== AIM OF THE EXERCISE ==
Each entry in the listing below should be restated word for word.

Start of ENTRIES SUPPLIED

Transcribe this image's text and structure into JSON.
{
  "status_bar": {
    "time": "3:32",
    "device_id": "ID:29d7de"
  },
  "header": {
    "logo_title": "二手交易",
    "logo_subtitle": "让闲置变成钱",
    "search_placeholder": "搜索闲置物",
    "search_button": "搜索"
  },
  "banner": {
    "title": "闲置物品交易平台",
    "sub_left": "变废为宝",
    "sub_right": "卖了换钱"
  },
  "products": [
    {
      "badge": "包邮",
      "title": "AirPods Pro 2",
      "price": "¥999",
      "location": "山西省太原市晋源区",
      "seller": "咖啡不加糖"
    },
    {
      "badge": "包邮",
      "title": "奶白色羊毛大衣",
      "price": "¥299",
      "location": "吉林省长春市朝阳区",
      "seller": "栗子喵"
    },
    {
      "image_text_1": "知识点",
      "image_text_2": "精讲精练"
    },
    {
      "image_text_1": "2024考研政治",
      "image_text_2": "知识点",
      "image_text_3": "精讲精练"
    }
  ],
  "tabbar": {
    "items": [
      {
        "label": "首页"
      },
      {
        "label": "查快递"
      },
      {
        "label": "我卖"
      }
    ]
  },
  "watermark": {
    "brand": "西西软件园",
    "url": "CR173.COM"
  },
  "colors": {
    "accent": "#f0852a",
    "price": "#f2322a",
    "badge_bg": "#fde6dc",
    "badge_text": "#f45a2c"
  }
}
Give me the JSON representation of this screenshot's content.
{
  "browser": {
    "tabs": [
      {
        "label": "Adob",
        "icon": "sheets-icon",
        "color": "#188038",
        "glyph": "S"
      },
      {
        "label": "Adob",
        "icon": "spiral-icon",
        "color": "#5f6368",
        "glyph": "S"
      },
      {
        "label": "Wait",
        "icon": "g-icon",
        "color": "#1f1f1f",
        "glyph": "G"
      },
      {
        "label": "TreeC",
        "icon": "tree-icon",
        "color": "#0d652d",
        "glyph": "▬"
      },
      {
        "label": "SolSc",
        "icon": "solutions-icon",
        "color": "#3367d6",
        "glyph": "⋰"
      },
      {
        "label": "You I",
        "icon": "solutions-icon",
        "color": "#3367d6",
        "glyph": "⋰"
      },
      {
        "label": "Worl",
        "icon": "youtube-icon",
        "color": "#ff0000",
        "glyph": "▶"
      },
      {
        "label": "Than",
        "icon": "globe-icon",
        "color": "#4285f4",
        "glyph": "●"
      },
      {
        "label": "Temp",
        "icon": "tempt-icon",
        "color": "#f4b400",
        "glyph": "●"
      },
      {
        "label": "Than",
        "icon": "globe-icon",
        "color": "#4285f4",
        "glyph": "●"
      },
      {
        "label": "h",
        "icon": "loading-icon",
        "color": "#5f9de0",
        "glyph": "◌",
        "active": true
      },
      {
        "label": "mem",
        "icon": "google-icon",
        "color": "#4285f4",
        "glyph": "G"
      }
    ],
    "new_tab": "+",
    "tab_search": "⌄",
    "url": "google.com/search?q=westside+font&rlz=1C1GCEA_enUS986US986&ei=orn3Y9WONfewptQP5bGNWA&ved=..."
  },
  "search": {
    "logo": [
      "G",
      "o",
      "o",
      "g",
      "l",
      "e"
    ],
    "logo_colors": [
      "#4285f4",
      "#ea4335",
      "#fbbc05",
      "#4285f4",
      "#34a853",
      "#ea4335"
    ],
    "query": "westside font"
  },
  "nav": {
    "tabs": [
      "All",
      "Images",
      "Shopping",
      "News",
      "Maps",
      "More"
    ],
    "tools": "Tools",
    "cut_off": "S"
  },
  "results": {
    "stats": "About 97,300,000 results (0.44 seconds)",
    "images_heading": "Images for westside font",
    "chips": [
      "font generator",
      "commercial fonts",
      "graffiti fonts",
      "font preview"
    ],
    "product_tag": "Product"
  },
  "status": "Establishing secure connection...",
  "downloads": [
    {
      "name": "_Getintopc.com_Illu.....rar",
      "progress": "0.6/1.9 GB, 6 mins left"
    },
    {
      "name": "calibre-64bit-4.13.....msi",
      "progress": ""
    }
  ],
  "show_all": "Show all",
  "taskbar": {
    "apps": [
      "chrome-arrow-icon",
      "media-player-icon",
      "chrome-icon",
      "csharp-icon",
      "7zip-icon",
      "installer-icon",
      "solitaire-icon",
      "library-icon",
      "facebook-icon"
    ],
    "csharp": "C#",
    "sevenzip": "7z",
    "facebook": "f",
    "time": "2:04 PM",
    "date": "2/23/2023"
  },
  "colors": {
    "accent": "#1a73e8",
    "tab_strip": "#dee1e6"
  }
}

End of ENTRIES SUPPLIED

== SOLUTION TO THIS TASK ==
Transcribe this image's text and structure into JSON.
{
  "status_bar": {
    "time": "3:32",
    "device_id": "ID:29d7de"
  },
  "header": {
    "logo_title": "二手交易",
    "logo_subtitle": "让闲置变成钱",
    "search_placeholder": "搜索闲置物",
    "search_button": "搜索"
  },
  "banner": {
    "title": "闲置物品交易平台",
    "sub_left": "变废为宝",
    "sub_right": "卖了换钱"
  },
  "products": [
    {
      "badge": "包邮",
      "title": "AirPods Pro 2",
      "price": "¥999",
      "location": "山西省太原市晋源区",
      "seller": "咖啡不加糖"
    },
    {
      "badge": "包邮",
      "title": "奶白色羊毛大衣",
      "price": "¥299",
      "location": "吉林省长春市朝阳区",
      "seller": "栗子喵"
    },
    {
      "image_text_1": "知识点",
      "image_text_2": "精讲精练"
    },
    {
      "image_text_1": "2024考研政治",
      "image_text_2": "知识点",
      "image_text_3": "精讲精练"
    }
  ],
  "tabbar": {
    "items": [
      {
        "label": "首页"
      },
      {
        "label": "查快递"
      },
      {
        "label": "我卖"
      }
    ]
  },
  "watermark": {
    "brand": "西西软件园",
    "url": "CR173.COM"
  },
  "colors": {
    "accent": "#f0852a",
    "price": "#f2322a",
    "badge_bg": "#fde6dc",
    "badge_text": "#f45a2c"
  }
}
Give me the JSON representation of this screenshot's content.
{
  "browser": {
    "tabs": [
      {
        "label": "Adob",
        "icon": "sheets-icon",
        "color": "#188038",
        "glyph": "S"
      },
      {
        "label": "Adob",
        "icon": "spiral-icon",
        "color": "#5f6368",
        "glyph": "S"
      },
      {
        "label": "Wait",
        "icon": "g-icon",
        "color": "#1f1f1f",
        "glyph": "G"
      },
      {
        "label": "TreeC",
        "icon": "tree-icon",
        "color": "#0d652d",
        "glyph": "▬"
      },
      {
        "label": "SolSc",
        "icon": "solutions-icon",
        "color": "#3367d6",
        "glyph": "⋰"
      },
      {
        "label": "You I",
        "icon": "solutions-icon",
        "color": "#3367d6",
        "glyph": "⋰"
      },
      {
        "label": "Worl",
        "icon": "youtube-icon",
        "color": "#ff0000",
        "glyph": "▶"
      },
      {
        "label": "Than",
        "icon": "globe-icon",
        "color": "#4285f4",
        "glyph": "●"
      },
      {
        "label": "Temp",
        "icon": "tempt-icon",
        "color": "#f4b400",
        "glyph": "●"
      },
      {
        "label": "Than",
        "icon": "globe-icon",
        "color": "#4285f4",
        "glyph": "●"
      },
      {
        "label": "h",
        "icon": "loading-icon",
        "color": "#5f9de0",
        "glyph": "◌",
        "active": true
      },
      {
        "label": "mem",
        "icon": "google-icon",
        "color": "#4285f4",
        "glyph": "G"
      }
    ],
    "new_tab": "+",
    "tab_search": "⌄",
    "url": "google.com/search?q=westside+font&rlz=1C1GCEA_enUS986US986&ei=orn3Y9WONfewptQP5bGNWA&ved=..."
  },
  "search": {
    "logo": [
      "G",
      "o",
      "o",
      "g",
      "l",
      "e"
    ],
    "logo_colors": [
      "#4285f4",
      "#ea4335",
      "#fbbc05",
      "#4285f4",
      "#34a853",
      "#ea4335"
    ],
    "query": "westside font"
  },
  "nav": {
    "tabs": [
      "All",
      "Images",
      "Shopping",
      "News",
      "Maps",
      "More"
    ],
    "tools": "Tools",
    "cut_off": "S"
  },
  "results": {
    "stats": "About 97,300,000 results (0.44 seconds)",
    "images_heading": "Images for westside font",
    "chips": [
      "font generator",
      "commercial fonts",
      "graffiti fonts",
      "font preview"
    ],
    "product_tag": "Product"
  },
  "status": "Establishing secure connection...",
  "downloads": [
    {
      "name": "_Getintopc.com_Illu.....rar",
      "progress": "0.6/1.9 GB, 6 mins left"
    },
    {
      "name": "calibre-64bit-4.13.....msi",
      "progress": ""
    }
  ],
  "show_all": "Show all",
  "taskbar": {
    "apps": [
      "chrome-arrow-icon",
      "media-player-icon",
      "chrome-icon",
      "csharp-icon",
      "7zip-icon",
      "installer-icon",
      "solitaire-icon",
      "library-icon",
      "facebook-icon"
    ],
    "csharp": "C#",
    "sevenzip": "7z",
    "facebook": "f",
    "time": "2:04 PM",
    "date": "2/23/2023"
  },
  "colors": {
    "accent": "#1a73e8",
    "tab_strip": "#dee1e6"
  }
}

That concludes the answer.